WHAT THE TASK ASKS: The line containing "Output the text content of this document." marks the start; return it and every line after it in the listing below, exactly, through the last.

>>>>>

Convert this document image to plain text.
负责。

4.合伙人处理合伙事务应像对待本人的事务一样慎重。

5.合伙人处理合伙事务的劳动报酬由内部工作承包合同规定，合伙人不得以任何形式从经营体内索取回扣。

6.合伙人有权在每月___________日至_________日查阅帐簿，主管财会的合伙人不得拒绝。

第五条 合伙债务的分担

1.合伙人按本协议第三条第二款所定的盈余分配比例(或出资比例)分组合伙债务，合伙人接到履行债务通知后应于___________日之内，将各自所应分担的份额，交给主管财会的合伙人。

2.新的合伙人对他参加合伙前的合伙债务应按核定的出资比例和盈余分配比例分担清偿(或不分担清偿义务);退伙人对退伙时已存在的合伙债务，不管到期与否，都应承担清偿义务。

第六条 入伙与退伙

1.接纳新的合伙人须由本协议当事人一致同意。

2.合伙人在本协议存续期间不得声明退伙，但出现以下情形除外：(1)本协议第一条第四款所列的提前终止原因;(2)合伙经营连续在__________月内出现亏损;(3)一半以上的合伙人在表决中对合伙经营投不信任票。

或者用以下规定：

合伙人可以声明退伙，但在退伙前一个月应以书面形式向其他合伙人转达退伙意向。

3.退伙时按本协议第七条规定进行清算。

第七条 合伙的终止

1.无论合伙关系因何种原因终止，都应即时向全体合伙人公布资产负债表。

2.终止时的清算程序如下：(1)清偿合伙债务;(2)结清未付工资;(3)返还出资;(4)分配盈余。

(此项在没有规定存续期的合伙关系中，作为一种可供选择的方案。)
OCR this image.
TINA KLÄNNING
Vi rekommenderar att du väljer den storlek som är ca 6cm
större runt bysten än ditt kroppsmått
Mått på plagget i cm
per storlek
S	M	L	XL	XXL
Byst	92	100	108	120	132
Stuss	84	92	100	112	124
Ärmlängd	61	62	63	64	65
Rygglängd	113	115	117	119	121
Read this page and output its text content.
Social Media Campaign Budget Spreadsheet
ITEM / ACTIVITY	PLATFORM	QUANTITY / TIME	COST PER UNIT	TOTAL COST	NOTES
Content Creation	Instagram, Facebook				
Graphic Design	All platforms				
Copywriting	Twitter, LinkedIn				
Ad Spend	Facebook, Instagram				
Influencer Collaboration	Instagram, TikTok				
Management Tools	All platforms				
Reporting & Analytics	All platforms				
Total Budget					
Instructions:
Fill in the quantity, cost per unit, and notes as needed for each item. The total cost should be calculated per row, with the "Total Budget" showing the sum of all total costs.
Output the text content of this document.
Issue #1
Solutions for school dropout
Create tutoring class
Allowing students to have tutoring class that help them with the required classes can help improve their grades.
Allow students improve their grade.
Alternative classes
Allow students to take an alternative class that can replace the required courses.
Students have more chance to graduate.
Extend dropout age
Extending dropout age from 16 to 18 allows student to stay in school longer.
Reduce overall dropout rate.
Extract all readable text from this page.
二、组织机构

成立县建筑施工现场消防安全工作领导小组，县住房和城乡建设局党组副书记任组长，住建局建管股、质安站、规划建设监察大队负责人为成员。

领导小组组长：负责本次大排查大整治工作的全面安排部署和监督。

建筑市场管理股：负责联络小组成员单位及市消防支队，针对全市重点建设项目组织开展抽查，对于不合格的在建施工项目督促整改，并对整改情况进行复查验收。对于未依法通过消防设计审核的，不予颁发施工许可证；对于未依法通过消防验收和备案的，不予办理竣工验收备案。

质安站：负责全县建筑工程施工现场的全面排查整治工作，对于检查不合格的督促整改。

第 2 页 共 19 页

<<<<<

TASK ANSWER:
Output the text content of this document.
Issue #1
Solutions for school dropout
Create tutoring class
Allowing students to have tutoring class that help them with the required classes can help improve their grades.
Allow students improve their grade.
Alternative classes
Allow students to take an alternative class that can replace the required courses.
Students have more chance to graduate.
Extend dropout age
Extending dropout age from 16 to 18 allows student to stay in school longer.
Reduce overall dropout rate.
Extract all readable text from this page.
二、组织机构

成立县建筑施工现场消防安全工作领导小组，县住房和城乡建设局党组副书记任组长，住建局建管股、质安站、规划建设监察大队负责人为成员。

领导小组组长：负责本次大排查大整治工作的全面安排部署和监督。

建筑市场管理股：负责联络小组成员单位及市消防支队，针对全市重点建设项目组织开展抽查，对于不合格的在建施工项目督促整改，并对整改情况进行复查验收。对于未依法通过消防设计审核的，不予颁发施工许可证；对于未依法通过消防验收和备案的，不予办理竣工验收备案。

质安站：负责全县建筑工程施工现场的全面排查整治工作，对于检查不合格的督促整改。

第 2 页 共 19 页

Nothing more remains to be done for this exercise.